» **What to work on**:
Seek out every line containing the word "BF₂F₁", and copy each.

» **Supplied records**:
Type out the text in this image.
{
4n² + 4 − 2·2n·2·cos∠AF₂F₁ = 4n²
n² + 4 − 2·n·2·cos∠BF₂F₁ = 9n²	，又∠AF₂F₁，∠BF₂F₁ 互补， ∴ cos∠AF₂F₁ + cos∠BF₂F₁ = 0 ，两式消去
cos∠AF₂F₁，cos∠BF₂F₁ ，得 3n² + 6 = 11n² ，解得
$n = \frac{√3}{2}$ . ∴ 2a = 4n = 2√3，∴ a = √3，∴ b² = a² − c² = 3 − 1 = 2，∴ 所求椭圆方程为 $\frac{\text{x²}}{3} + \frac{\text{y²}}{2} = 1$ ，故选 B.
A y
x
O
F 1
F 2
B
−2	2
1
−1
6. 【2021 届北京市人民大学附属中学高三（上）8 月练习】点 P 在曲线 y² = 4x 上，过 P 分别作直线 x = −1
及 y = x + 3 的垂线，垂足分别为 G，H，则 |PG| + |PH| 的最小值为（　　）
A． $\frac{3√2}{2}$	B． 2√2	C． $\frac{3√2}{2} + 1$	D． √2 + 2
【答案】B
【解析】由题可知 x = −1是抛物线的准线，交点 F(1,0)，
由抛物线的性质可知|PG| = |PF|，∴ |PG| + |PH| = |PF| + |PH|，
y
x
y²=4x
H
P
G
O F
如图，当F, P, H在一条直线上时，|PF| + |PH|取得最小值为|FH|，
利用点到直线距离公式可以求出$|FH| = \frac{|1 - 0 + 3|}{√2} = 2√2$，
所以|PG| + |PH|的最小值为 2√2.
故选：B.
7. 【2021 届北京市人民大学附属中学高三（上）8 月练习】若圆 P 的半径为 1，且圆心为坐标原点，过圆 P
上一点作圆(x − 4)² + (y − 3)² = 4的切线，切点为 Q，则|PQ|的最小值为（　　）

» **Result of this exercise**:
n² + 4 − 2·n·2·cos∠BF₂F₁ = 9n²	，又∠AF₂F₁，∠BF₂F₁ 互补， ∴ cos∠AF₂F₁ + cos∠BF₂F₁ = 0 ，两式消去
cos∠AF₂F₁，cos∠BF₂F₁ ，得 3n² + 6 = 11n² ，解得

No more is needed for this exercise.